Même constat pour Kevin Vacher, militant pour l’éducation populaire à Marseille. Une enfance à Nice puis à Marseille, les quartiers Nord n’ont plus aucun secret pour lui. Militant au sein des collectifs 5 novembre et Nos vies Nos voix, ce sociologue de formation qui s’était concerté avec les habitants de la ville a préféré retirer sa candidature “au profit de la NUPES” : “Quand on a vu l’alliance de la gauche, on savait déjà que ça allait être compliqué”. Pour Kevin, ce n’est pas le pouvoir qui compte, avoir retiré sa candidature “ce n’est pas la fin du monde non plus”. En revanche, il met un point d’honneur aux valeurs que Manuel Bompard, le candidat NUPES devra incarner et a exigé trois conditions : respecter les propositions de lois citoyennes, faire en sorte que les mouvements citoyens aient leur place au Parlement et impliquer les habitants dans la conception des lois.

À Saint-Denis, c’est un peu différemment que Bakary Soukouna, candidat de la deuxième circonscription de Saint-Denis avec le mouvement Seine-Saint-Denis au cœur appréhende ces élections : “Moi je ne voulais pas être investi par la NUPES. C’est nous, les quartiers populaires, qui leur servons la soupe à chaque fois. On a voulu à notre tour écrire une histoire qui nous soit commune pour les avantages du territoire”. 36 ans, une vie entière passée à Saint-Denis, dans le quartier de la Plaine puis à Allende, Bakary connaît bien son territoire, il est aussi président de l’association Nuage. Se retirer au profit de Stéphane Peu, le député investi par la NUPES ? Hors de question “J’ai ma place, je suis légitime et je vais montrer qu’on [les habitants de quartiers populaires] a la capacité d’être en politique”.

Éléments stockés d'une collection
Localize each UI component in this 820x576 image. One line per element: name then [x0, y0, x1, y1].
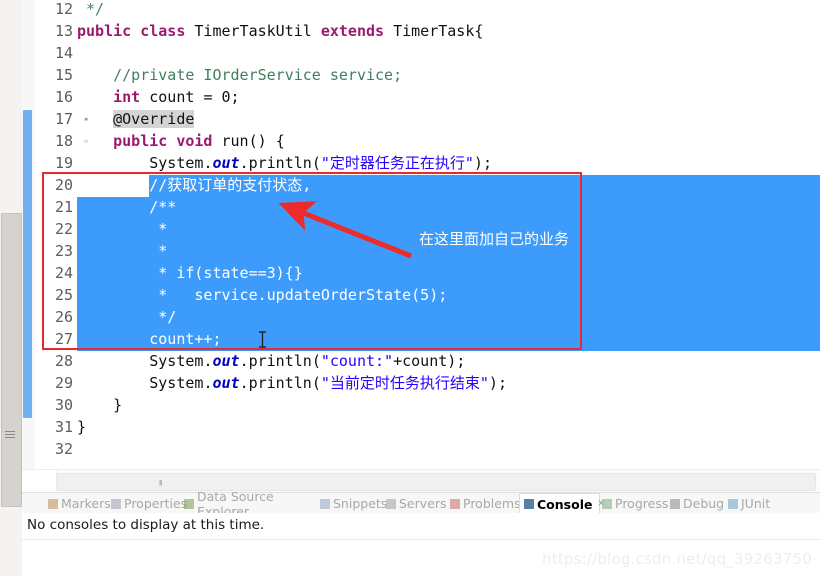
line-number: 31 — [54, 418, 73, 436]
scrollbar-thumb-icon[interactable]: ▮ — [158, 478, 168, 492]
view-tab-bar[interactable]: Markers Properties Data Source Explorer Sni… — [22, 489, 820, 519]
tab-label: Problems — [463, 496, 521, 511]
scrollbar-track[interactable]: ▮ — [57, 473, 816, 491]
debug-icon — [670, 498, 680, 509]
tab-label: Progress — [615, 496, 669, 511]
tab-label: Markers — [61, 496, 111, 511]
line-number: 19 — [54, 154, 73, 172]
console-empty-message: No consoles to display at this time. — [27, 517, 265, 533]
tab-label: Debug — [683, 496, 725, 511]
line-number: 32 — [54, 440, 73, 458]
code-line[interactable] — [77, 438, 820, 460]
code-line[interactable]: System.out.println("当前定时任务执行结束"); — [77, 372, 820, 394]
text-cursor-icon — [259, 331, 266, 348]
servers-icon — [386, 498, 396, 509]
line-number: 13 — [54, 22, 73, 40]
tab-junit[interactable]: JUnit — [724, 493, 788, 514]
snippets-icon — [320, 498, 330, 509]
annotation-ruler[interactable] — [22, 0, 36, 470]
scrollbar-corner — [22, 470, 57, 492]
datasource-icon — [184, 498, 194, 509]
code-line[interactable] — [77, 42, 820, 64]
console-icon — [524, 499, 534, 509]
code-line[interactable]: System.out.println("定时器任务正在执行"); — [77, 152, 820, 174]
line-number: 17 — [54, 110, 73, 128]
line-number: 30 — [54, 396, 73, 414]
code-line[interactable]: //private IOrderService service; — [77, 64, 820, 86]
eclipse-workbench: 12 13 14 15 16 17 ▪ 18 ▫ 19 20 21 22 23 24 25 26 27 28 29 30… — [0, 0, 820, 576]
code-line[interactable]: System.out.println("count:"+count); — [77, 350, 820, 372]
markers-icon — [48, 498, 58, 509]
line-number: 16 — [54, 88, 73, 106]
line-number: 15 — [54, 66, 73, 84]
line-number: 18 — [54, 132, 73, 150]
problems-icon — [450, 498, 460, 509]
tab-console[interactable]: Console✕ — [519, 493, 605, 514]
tab-label: Snippets — [333, 496, 388, 511]
red-rectangle — [42, 172, 582, 350]
code-line[interactable]: public class TimerTaskUtil extends Timer… — [77, 20, 820, 42]
changed-lines-marker — [23, 110, 32, 418]
line-number: 14 — [54, 44, 73, 62]
code-line[interactable]: } — [77, 416, 820, 438]
left-fast-view-rail — [0, 0, 23, 576]
java-source-editor[interactable]: 12 13 14 15 16 17 ▪ 18 ▫ 19 20 21 22 23 24 25 26 27 28 29 30… — [22, 0, 820, 492]
line-number: 29 — [54, 374, 73, 392]
tab-label: Properties — [124, 496, 188, 511]
rail-grip-icon — [5, 431, 15, 439]
code-line[interactable]: int count = 0; — [77, 86, 820, 108]
code-line[interactable]: */ — [77, 0, 820, 20]
properties-icon — [111, 498, 121, 509]
editor-horizontal-scrollbar[interactable]: ▮ — [22, 469, 820, 492]
code-line[interactable]: } — [77, 394, 820, 416]
tab-data-source-explorer[interactable]: Data Source Explorer — [180, 489, 329, 519]
console-divider — [22, 539, 820, 540]
tab-label: Console — [537, 496, 593, 512]
watermark: https://blog.csdn.net/qq_39263750 — [542, 550, 812, 568]
junit-icon — [728, 498, 738, 509]
progress-icon — [602, 498, 612, 509]
line-number: 12 — [54, 0, 73, 18]
tab-label: Servers — [399, 496, 447, 511]
rail-drag-handle[interactable] — [1, 213, 22, 507]
code-line[interactable]: public void run() { — [77, 130, 820, 152]
tab-label: JUnit — [741, 496, 771, 511]
code-line[interactable]: @Override — [77, 108, 820, 130]
annotation-label: 在这里面加自己的业务 — [419, 230, 570, 248]
line-number: 28 — [54, 352, 73, 370]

À faire:
1. Dans l'extrait sur les candidatures issues des quartiers populaires, de quelle association Bakary Soukouna est-il président ?
2. Transcrivez fidèlement le passage de l'extrait sur les candidatures issues des quartiers populaires, de « Même constat pour » à « conception des lois. ».
3. Poursuivez l'extrait sur les candidatures issues des quartiers populaires à partir de sa dernière phrase.

Réponses par exercice:
1. De l'association Nuage.

2.
Même constat pour Kevin Vacher, militant pour l’éducation populaire à Marseille. Une enfance à Nice puis à Marseille, les quartiers Nord n’ont plus aucun secret pour lui. Militant au sein des collectifs 5 novembre et Nos vies Nos voix, ce sociologue de formation qui s’était concerté avec les habitants de la ville a préféré retirer sa candidature “au profit de la NUPES” : “Quand on a vu l’alliance de la gauche, on savait déjà que ça allait être compliqué”. Pour Kevin, ce n’est pas le pouvoir qui compte, avoir retiré sa candidature “ce n’est pas la fin du monde non plus”. En revanche, il met un point d’honneur aux valeurs que Manuel Bompard, le candidat NUPES devra incarner et a exigé trois conditions : respecter les propositions de lois citoyennes, faire en sorte que les mouvements citoyens aient leur place au Parlement et impliquer les habitants dans la conception des lois.

3.
ARGENT, TEMPS, ÉQUILIBRE À TROUVER… LES DIFFICULTÉS D’ÊTRE CANDIDAT INDÉPENDANT

Amina Bacar est candidate dans la troisième circonscription de la Seine-et-Marne. Pour cette ancienne maire adjointe, la NUPES a certes rassemblé les forces de gauche mais “pas toutes” en oubliant les représentants des quartiers populaires. Celle qui veut être “une députée utile” a déjà l’emploi du temps d’une ministre. Entre la journée de travail, le “temps de qualité” qu’elle souhaite passer avec ses trois enfants, son mari et le tractage, les journées sont chargées. Et même si elle peut compter sur le soutien de ses proches, l’investissement est à plein temps : “On court, on court, on court, on a tout à faire nous-même. Ce n’est pas sans difficulté”. Même combat pour Bakary, le conseiller municipal raconte qu’il prend des congés pour faire campagne, tracter, aller rencontrer les gens “contrairement aux autres candidats qui vivent de ça et qui sont déconnectés de la réalité”. 

“Maman veut changer le monde. Elle va y arriver”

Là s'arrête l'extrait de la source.